→ **TO DO**
Copy every line of the data exactly, leaving nothing out.

[Start]

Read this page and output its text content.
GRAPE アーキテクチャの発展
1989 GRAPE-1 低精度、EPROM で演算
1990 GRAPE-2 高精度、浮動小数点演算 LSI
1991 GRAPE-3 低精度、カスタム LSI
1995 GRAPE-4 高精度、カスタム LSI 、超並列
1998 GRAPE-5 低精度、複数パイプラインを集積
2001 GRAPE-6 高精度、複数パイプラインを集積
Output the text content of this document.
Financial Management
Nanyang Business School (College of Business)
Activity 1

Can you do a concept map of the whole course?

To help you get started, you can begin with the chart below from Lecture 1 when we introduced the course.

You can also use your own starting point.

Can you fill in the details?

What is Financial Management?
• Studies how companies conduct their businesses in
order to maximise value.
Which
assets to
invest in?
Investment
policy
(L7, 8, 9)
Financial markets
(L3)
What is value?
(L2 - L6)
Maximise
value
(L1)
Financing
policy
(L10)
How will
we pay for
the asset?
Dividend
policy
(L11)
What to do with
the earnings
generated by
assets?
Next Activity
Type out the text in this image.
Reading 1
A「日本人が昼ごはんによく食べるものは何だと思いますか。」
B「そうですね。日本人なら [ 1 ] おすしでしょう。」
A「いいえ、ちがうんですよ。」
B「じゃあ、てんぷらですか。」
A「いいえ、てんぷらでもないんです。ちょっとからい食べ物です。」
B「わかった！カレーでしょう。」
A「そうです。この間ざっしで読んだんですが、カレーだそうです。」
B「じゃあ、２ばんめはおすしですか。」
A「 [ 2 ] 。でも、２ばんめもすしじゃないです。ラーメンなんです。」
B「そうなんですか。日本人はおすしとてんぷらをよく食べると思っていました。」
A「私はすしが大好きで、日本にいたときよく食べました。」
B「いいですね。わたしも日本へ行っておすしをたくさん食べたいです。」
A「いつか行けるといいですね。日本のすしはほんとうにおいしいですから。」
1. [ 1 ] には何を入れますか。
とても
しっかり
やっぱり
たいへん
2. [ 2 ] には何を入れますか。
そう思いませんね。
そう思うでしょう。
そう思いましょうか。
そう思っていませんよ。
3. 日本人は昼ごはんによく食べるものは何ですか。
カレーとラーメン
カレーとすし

[End]

→ **IN RESPONSE**
Read this page and output its text content.
GRAPE アーキテクチャの発展
1989 GRAPE-1 低精度、EPROM で演算
1990 GRAPE-2 高精度、浮動小数点演算 LSI
1991 GRAPE-3 低精度、カスタム LSI
1995 GRAPE-4 高精度、カスタム LSI 、超並列
1998 GRAPE-5 低精度、複数パイプラインを集積
2001 GRAPE-6 高精度、複数パイプラインを集積
Output the text content of this document.
Financial Management
Nanyang Business School (College of Business)
Activity 1

Can you do a concept map of the whole course?

To help you get started, you can begin with the chart below from Lecture 1 when we introduced the course.

You can also use your own starting point.

Can you fill in the details?

What is Financial Management?
• Studies how companies conduct their businesses in
order to maximise value.
Which
assets to
invest in?
Investment
policy
(L7, 8, 9)
Financial markets
(L3)
What is value?
(L2 - L6)
Maximise
value
(L1)
Financing
policy
(L10)
How will
we pay for
the asset?
Dividend
policy
(L11)
What to do with
the earnings
generated by
assets?
Next Activity
Type out the text in this image.
Reading 1
A「日本人が昼ごはんによく食べるものは何だと思いますか。」
B「そうですね。日本人なら [ 1 ] おすしでしょう。」
A「いいえ、ちがうんですよ。」
B「じゃあ、てんぷらですか。」
A「いいえ、てんぷらでもないんです。ちょっとからい食べ物です。」
B「わかった！カレーでしょう。」
A「そうです。この間ざっしで読んだんですが、カレーだそうです。」
B「じゃあ、２ばんめはおすしですか。」
A「 [ 2 ] 。でも、２ばんめもすしじゃないです。ラーメンなんです。」
B「そうなんですか。日本人はおすしとてんぷらをよく食べると思っていました。」
A「私はすしが大好きで、日本にいたときよく食べました。」
B「いいですね。わたしも日本へ行っておすしをたくさん食べたいです。」
A「いつか行けるといいですね。日本のすしはほんとうにおいしいですから。」
1. [ 1 ] には何を入れますか。
とても
しっかり
やっぱり
たいへん
2. [ 2 ] には何を入れますか。
そう思いませんね。
そう思うでしょう。
そう思いましょうか。
そう思っていませんよ。
3. 日本人は昼ごはんによく食べるものは何ですか。
カレーとラーメン
カレーとすし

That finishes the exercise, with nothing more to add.